Start Task input

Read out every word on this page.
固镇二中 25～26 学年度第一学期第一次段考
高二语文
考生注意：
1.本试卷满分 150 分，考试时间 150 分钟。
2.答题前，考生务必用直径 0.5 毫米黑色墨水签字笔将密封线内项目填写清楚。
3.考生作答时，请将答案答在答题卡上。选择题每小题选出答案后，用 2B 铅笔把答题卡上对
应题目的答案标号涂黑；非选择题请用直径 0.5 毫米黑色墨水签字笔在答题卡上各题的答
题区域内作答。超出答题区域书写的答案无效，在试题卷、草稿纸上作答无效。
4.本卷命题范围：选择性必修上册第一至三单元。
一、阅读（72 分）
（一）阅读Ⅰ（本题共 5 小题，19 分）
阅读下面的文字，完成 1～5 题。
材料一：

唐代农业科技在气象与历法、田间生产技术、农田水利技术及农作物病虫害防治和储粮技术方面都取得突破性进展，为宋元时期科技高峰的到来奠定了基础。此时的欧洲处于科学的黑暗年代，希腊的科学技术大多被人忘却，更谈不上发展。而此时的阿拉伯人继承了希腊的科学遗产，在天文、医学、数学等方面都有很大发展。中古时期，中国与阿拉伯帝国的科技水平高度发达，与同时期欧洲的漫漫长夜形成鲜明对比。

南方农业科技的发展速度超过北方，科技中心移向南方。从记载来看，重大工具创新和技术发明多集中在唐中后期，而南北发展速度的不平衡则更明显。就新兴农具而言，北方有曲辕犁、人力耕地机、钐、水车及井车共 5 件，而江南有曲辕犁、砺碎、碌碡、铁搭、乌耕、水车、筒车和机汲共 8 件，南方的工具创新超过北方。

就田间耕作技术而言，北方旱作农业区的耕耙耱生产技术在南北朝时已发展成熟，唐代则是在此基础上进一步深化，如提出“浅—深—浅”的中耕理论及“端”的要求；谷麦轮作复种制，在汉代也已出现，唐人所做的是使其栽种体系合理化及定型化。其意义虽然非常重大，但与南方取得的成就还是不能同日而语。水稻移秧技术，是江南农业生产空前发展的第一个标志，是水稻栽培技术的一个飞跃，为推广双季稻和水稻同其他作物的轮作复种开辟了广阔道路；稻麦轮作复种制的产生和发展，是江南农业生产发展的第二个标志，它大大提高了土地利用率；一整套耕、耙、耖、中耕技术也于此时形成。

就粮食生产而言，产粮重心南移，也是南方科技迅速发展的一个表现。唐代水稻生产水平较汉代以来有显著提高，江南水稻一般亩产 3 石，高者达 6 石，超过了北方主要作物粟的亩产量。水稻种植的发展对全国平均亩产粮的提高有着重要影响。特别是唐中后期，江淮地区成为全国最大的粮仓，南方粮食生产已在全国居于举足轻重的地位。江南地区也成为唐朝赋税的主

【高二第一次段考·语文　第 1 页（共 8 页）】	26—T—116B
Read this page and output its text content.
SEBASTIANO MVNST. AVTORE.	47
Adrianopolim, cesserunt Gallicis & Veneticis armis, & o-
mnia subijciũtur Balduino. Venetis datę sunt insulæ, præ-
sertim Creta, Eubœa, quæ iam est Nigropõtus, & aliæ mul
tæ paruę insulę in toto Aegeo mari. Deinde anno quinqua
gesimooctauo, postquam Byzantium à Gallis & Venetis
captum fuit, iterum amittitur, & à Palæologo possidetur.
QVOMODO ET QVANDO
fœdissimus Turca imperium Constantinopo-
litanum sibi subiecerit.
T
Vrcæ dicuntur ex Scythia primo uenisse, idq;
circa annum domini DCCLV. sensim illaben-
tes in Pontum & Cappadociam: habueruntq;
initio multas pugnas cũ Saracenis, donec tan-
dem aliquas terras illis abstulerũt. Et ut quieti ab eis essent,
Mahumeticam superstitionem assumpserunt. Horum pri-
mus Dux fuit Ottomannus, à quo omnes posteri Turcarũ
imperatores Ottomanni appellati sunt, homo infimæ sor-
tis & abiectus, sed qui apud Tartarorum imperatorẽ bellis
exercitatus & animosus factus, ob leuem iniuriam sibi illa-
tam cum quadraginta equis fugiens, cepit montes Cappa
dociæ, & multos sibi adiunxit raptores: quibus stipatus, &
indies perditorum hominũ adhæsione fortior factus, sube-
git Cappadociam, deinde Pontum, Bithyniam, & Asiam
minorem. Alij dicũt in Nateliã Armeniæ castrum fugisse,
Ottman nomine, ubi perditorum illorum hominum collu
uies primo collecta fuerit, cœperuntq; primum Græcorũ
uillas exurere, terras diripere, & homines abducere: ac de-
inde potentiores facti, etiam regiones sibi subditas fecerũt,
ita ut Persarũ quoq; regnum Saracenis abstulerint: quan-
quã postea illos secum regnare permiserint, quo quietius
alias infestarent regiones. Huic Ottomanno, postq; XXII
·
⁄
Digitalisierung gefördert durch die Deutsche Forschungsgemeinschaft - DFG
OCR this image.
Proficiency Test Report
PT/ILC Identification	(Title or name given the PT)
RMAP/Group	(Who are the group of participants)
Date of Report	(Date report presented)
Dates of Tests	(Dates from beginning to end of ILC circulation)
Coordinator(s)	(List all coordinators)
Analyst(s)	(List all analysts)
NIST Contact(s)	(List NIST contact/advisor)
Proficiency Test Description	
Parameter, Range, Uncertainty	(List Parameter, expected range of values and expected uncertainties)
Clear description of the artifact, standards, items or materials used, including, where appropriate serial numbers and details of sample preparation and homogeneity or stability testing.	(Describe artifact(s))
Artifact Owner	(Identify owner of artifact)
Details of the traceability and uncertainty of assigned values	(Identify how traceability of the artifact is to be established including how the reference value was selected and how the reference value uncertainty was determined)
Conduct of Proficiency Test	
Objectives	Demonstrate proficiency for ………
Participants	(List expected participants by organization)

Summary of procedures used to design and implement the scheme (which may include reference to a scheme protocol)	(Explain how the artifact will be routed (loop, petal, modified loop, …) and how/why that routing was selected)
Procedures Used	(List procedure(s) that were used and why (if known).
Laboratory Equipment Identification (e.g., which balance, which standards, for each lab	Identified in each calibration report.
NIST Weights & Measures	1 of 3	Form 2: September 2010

End Task input

**Set problem**. Return each entry from above without altering a single character.

**Response**.
Read out every word on this page.
固镇二中 25～26 学年度第一学期第一次段考
高二语文
考生注意：
1.本试卷满分 150 分，考试时间 150 分钟。
2.答题前，考生务必用直径 0.5 毫米黑色墨水签字笔将密封线内项目填写清楚。
3.考生作答时，请将答案答在答题卡上。选择题每小题选出答案后，用 2B 铅笔把答题卡上对
应题目的答案标号涂黑；非选择题请用直径 0.5 毫米黑色墨水签字笔在答题卡上各题的答
题区域内作答。超出答题区域书写的答案无效，在试题卷、草稿纸上作答无效。
4.本卷命题范围：选择性必修上册第一至三单元。
一、阅读（72 分）
（一）阅读Ⅰ（本题共 5 小题，19 分）
阅读下面的文字，完成 1～5 题。
材料一：

唐代农业科技在气象与历法、田间生产技术、农田水利技术及农作物病虫害防治和储粮技术方面都取得突破性进展，为宋元时期科技高峰的到来奠定了基础。此时的欧洲处于科学的黑暗年代，希腊的科学技术大多被人忘却，更谈不上发展。而此时的阿拉伯人继承了希腊的科学遗产，在天文、医学、数学等方面都有很大发展。中古时期，中国与阿拉伯帝国的科技水平高度发达，与同时期欧洲的漫漫长夜形成鲜明对比。

南方农业科技的发展速度超过北方，科技中心移向南方。从记载来看，重大工具创新和技术发明多集中在唐中后期，而南北发展速度的不平衡则更明显。就新兴农具而言，北方有曲辕犁、人力耕地机、钐、水车及井车共 5 件，而江南有曲辕犁、砺碎、碌碡、铁搭、乌耕、水车、筒车和机汲共 8 件，南方的工具创新超过北方。

就田间耕作技术而言，北方旱作农业区的耕耙耱生产技术在南北朝时已发展成熟，唐代则是在此基础上进一步深化，如提出“浅—深—浅”的中耕理论及“端”的要求；谷麦轮作复种制，在汉代也已出现，唐人所做的是使其栽种体系合理化及定型化。其意义虽然非常重大，但与南方取得的成就还是不能同日而语。水稻移秧技术，是江南农业生产空前发展的第一个标志，是水稻栽培技术的一个飞跃，为推广双季稻和水稻同其他作物的轮作复种开辟了广阔道路；稻麦轮作复种制的产生和发展，是江南农业生产发展的第二个标志，它大大提高了土地利用率；一整套耕、耙、耖、中耕技术也于此时形成。

就粮食生产而言，产粮重心南移，也是南方科技迅速发展的一个表现。唐代水稻生产水平较汉代以来有显著提高，江南水稻一般亩产 3 石，高者达 6 石，超过了北方主要作物粟的亩产量。水稻种植的发展对全国平均亩产粮的提高有着重要影响。特别是唐中后期，江淮地区成为全国最大的粮仓，南方粮食生产已在全国居于举足轻重的地位。江南地区也成为唐朝赋税的主

【高二第一次段考·语文　第 1 页（共 8 页）】	26—T—116B
Read this page and output its text content.
SEBASTIANO MVNST. AVTORE.	47
Adrianopolim, cesserunt Gallicis & Veneticis armis, & o-
mnia subijciũtur Balduino. Venetis datę sunt insulæ, præ-
sertim Creta, Eubœa, quæ iam est Nigropõtus, & aliæ mul
tæ paruę insulę in toto Aegeo mari. Deinde anno quinqua
gesimooctauo, postquam Byzantium à Gallis & Venetis
captum fuit, iterum amittitur, & à Palæologo possidetur.
QVOMODO ET QVANDO
fœdissimus Turca imperium Constantinopo-
litanum sibi subiecerit.
T
Vrcæ dicuntur ex Scythia primo uenisse, idq;
circa annum domini DCCLV. sensim illaben-
tes in Pontum & Cappadociam: habueruntq;
initio multas pugnas cũ Saracenis, donec tan-
dem aliquas terras illis abstulerũt. Et ut quieti ab eis essent,
Mahumeticam superstitionem assumpserunt. Horum pri-
mus Dux fuit Ottomannus, à quo omnes posteri Turcarũ
imperatores Ottomanni appellati sunt, homo infimæ sor-
tis & abiectus, sed qui apud Tartarorum imperatorẽ bellis
exercitatus & animosus factus, ob leuem iniuriam sibi illa-
tam cum quadraginta equis fugiens, cepit montes Cappa
dociæ, & multos sibi adiunxit raptores: quibus stipatus, &
indies perditorum hominũ adhæsione fortior factus, sube-
git Cappadociam, deinde Pontum, Bithyniam, & Asiam
minorem. Alij dicũt in Nateliã Armeniæ castrum fugisse,
Ottman nomine, ubi perditorum illorum hominum collu
uies primo collecta fuerit, cœperuntq; primum Græcorũ
uillas exurere, terras diripere, & homines abducere: ac de-
inde potentiores facti, etiam regiones sibi subditas fecerũt,
ita ut Persarũ quoq; regnum Saracenis abstulerint: quan-
quã postea illos secum regnare permiserint, quo quietius
alias infestarent regiones. Huic Ottomanno, postq; XXII
·
⁄
Digitalisierung gefördert durch die Deutsche Forschungsgemeinschaft - DFG
OCR this image.
Proficiency Test Report
PT/ILC Identification	(Title or name given the PT)
RMAP/Group	(Who are the group of participants)
Date of Report	(Date report presented)
Dates of Tests	(Dates from beginning to end of ILC circulation)
Coordinator(s)	(List all coordinators)
Analyst(s)	(List all analysts)
NIST Contact(s)	(List NIST contact/advisor)
Proficiency Test Description	
Parameter, Range, Uncertainty	(List Parameter, expected range of values and expected uncertainties)
Clear description of the artifact, standards, items or materials used, including, where appropriate serial numbers and details of sample preparation and homogeneity or stability testing.	(Describe artifact(s))
Artifact Owner	(Identify owner of artifact)
Details of the traceability and uncertainty of assigned values	(Identify how traceability of the artifact is to be established including how the reference value was selected and how the reference value uncertainty was determined)
Conduct of Proficiency Test	
Objectives	Demonstrate proficiency for ………
Participants	(List expected participants by organization)

Summary of procedures used to design and implement the scheme (which may include reference to a scheme protocol)	(Explain how the artifact will be routed (loop, petal, modified loop, …) and how/why that routing was selected)
Procedures Used	(List procedure(s) that were used and why (if known).
Laboratory Equipment Identification (e.g., which balance, which standards, for each lab	Identified in each calibration report.
NIST Weights & Measures	1 of 3	Form 2: September 2010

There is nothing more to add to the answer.